## WORK TO COMPLETE:
Please retype every entry, keeping each one exactly as written.

## LISTED RECORDS:
============
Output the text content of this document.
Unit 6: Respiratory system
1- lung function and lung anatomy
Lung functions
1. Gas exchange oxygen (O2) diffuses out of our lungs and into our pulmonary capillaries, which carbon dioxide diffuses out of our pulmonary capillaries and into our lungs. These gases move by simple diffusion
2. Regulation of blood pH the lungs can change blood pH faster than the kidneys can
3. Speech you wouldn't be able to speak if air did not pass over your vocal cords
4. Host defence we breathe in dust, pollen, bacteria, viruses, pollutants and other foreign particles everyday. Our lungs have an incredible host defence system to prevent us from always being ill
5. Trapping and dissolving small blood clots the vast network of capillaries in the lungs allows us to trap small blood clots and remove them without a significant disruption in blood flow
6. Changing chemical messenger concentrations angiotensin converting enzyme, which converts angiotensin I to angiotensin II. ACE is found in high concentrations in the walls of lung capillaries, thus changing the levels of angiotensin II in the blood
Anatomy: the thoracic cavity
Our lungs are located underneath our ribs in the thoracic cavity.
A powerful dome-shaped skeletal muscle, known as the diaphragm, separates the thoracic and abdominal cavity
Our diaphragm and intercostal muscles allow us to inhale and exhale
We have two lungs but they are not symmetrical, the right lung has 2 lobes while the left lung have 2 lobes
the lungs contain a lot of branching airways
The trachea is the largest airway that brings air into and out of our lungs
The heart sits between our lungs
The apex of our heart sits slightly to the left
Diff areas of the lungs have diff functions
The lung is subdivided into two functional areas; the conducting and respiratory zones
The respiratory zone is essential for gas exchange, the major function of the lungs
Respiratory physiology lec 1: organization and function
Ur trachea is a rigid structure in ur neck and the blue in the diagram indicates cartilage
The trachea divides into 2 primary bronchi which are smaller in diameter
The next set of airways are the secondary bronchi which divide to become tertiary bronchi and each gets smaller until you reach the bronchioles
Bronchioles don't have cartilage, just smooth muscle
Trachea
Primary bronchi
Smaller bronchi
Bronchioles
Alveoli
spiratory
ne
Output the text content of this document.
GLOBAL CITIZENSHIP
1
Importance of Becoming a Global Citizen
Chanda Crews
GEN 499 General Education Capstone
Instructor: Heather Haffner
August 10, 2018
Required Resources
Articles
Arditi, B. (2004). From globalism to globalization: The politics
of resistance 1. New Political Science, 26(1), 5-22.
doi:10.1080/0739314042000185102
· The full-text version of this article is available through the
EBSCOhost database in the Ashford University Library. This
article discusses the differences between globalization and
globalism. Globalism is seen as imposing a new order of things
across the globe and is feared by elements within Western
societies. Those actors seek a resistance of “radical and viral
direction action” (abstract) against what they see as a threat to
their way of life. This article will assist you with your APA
============
## RESULT:
Output the text content of this document.
Unit 6: Respiratory system
1- lung function and lung anatomy
Lung functions
1. Gas exchange oxygen (O2) diffuses out of our lungs and into our pulmonary capillaries, which carbon dioxide diffuses out of our pulmonary capillaries and into our lungs. These gases move by simple diffusion
2. Regulation of blood pH the lungs can change blood pH faster than the kidneys can
3. Speech you wouldn't be able to speak if air did not pass over your vocal cords
4. Host defence we breathe in dust, pollen, bacteria, viruses, pollutants and other foreign particles everyday. Our lungs have an incredible host defence system to prevent us from always being ill
5. Trapping and dissolving small blood clots the vast network of capillaries in the lungs allows us to trap small blood clots and remove them without a significant disruption in blood flow
6. Changing chemical messenger concentrations angiotensin converting enzyme, which converts angiotensin I to angiotensin II. ACE is found in high concentrations in the walls of lung capillaries, thus changing the levels of angiotensin II in the blood
Anatomy: the thoracic cavity
Our lungs are located underneath our ribs in the thoracic cavity.
A powerful dome-shaped skeletal muscle, known as the diaphragm, separates the thoracic and abdominal cavity
Our diaphragm and intercostal muscles allow us to inhale and exhale
We have two lungs but they are not symmetrical, the right lung has 2 lobes while the left lung have 2 lobes
the lungs contain a lot of branching airways
The trachea is the largest airway that brings air into and out of our lungs
The heart sits between our lungs
The apex of our heart sits slightly to the left
Diff areas of the lungs have diff functions
The lung is subdivided into two functional areas; the conducting and respiratory zones
The respiratory zone is essential for gas exchange, the major function of the lungs
Respiratory physiology lec 1: organization and function
Ur trachea is a rigid structure in ur neck and the blue in the diagram indicates cartilage
The trachea divides into 2 primary bronchi which are smaller in diameter
The next set of airways are the secondary bronchi which divide to become tertiary bronchi and each gets smaller until you reach the bronchioles
Bronchioles don't have cartilage, just smooth muscle
Trachea
Primary bronchi
Smaller bronchi
Bronchioles
Alveoli
spiratory
ne
Output the text content of this document.
GLOBAL CITIZENSHIP
1
Importance of Becoming a Global Citizen
Chanda Crews
GEN 499 General Education Capstone
Instructor: Heather Haffner
August 10, 2018
Required Resources
Articles
Arditi, B. (2004). From globalism to globalization: The politics
of resistance 1. New Political Science, 26(1), 5-22.
doi:10.1080/0739314042000185102
· The full-text version of this article is available through the
EBSCOhost database in the Ashford University Library. This
article discusses the differences between globalization and
globalism. Globalism is seen as imposing a new order of things
across the globe and is feared by elements within Western
societies. Those actors seek a resistance of “radical and viral
direction action” (abstract) against what they see as a threat to
their way of life. This article will assist you with your APA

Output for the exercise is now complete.